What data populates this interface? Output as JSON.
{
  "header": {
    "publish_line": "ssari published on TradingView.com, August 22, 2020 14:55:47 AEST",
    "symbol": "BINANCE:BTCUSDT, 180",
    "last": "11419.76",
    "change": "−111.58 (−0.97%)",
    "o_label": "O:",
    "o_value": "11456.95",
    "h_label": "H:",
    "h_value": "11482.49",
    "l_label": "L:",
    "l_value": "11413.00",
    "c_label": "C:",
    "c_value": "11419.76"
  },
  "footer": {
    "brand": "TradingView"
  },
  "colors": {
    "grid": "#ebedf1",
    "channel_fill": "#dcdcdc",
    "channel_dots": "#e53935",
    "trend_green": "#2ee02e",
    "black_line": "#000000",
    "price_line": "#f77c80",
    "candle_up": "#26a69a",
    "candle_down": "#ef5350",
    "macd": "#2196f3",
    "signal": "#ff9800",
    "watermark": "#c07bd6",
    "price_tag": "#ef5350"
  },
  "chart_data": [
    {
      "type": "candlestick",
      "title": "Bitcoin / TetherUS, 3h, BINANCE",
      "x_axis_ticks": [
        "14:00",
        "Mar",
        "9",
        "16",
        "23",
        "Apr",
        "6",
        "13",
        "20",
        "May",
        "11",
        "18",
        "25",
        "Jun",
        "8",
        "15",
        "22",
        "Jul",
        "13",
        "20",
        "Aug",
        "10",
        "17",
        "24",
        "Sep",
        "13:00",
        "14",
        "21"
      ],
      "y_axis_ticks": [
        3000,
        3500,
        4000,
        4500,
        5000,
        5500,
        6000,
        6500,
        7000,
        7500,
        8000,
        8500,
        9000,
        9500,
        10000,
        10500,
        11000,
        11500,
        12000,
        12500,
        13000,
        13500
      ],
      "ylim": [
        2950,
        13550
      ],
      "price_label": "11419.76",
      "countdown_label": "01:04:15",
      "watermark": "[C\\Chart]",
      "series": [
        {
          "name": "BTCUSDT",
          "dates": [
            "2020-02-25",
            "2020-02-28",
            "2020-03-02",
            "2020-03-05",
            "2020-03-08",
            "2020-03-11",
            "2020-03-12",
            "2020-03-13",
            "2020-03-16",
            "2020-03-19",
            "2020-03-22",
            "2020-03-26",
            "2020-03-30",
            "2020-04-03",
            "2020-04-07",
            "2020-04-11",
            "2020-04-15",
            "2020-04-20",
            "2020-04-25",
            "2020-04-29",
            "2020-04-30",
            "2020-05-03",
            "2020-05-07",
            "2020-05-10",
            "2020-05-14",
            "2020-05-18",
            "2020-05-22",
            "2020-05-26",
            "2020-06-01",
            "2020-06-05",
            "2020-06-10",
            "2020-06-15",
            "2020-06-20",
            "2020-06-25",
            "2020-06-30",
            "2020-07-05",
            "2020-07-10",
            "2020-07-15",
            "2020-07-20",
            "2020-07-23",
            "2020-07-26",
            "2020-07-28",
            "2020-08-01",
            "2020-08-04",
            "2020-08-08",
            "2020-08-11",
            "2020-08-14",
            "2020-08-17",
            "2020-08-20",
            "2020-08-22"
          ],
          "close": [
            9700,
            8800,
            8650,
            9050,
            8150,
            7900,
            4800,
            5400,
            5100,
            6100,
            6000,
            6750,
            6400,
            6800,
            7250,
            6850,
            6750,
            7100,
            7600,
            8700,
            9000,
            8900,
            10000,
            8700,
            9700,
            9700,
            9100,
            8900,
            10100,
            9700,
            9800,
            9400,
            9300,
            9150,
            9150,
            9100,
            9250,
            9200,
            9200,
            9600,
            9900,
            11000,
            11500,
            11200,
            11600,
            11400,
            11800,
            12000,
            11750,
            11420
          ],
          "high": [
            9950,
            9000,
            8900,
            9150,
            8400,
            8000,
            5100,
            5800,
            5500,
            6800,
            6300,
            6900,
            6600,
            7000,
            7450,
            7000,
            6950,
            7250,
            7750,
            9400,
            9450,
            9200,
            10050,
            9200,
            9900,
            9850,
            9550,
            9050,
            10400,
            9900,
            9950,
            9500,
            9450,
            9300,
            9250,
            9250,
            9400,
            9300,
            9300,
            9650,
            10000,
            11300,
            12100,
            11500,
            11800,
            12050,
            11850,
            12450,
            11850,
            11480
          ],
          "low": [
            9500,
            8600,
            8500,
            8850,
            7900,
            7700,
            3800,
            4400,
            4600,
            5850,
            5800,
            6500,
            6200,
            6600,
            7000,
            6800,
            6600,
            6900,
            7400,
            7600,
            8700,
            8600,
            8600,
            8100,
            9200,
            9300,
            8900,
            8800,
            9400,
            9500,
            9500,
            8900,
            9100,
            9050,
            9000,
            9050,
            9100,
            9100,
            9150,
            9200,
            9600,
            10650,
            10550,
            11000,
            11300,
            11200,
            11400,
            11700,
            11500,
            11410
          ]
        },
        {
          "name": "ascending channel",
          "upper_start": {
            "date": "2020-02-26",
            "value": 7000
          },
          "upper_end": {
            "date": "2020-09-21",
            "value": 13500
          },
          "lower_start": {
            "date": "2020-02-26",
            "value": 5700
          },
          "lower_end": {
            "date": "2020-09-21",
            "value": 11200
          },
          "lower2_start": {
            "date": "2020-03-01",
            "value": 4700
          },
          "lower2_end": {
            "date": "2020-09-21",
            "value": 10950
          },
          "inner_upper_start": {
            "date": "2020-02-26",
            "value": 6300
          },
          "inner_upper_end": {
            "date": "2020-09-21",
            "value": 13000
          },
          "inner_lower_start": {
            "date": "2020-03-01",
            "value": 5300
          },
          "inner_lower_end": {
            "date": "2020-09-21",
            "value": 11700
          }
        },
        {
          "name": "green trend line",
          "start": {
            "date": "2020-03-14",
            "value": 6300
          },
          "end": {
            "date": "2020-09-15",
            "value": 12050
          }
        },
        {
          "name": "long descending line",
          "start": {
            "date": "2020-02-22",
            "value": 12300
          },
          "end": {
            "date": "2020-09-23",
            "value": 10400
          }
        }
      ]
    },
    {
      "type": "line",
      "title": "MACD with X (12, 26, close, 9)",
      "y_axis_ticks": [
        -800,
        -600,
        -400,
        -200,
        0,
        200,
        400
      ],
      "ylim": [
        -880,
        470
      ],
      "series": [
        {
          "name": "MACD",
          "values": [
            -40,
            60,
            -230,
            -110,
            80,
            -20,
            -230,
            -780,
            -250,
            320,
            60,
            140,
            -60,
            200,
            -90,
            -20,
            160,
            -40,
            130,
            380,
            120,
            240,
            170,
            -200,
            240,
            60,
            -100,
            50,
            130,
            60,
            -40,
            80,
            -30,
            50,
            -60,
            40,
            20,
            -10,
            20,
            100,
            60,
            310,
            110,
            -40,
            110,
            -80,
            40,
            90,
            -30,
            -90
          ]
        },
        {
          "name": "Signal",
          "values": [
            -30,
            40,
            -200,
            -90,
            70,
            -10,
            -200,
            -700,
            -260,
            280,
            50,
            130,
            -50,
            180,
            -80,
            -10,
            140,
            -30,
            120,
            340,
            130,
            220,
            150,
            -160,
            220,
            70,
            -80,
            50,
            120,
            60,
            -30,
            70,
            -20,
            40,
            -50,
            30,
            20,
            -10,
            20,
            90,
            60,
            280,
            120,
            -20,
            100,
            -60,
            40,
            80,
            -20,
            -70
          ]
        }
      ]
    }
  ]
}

### DIRECTION
Collect, from the material above, every line containing the word "watermark".

### ANSWER
    "watermark": "#c07bd6",
      "watermark": "[C\\Chart]",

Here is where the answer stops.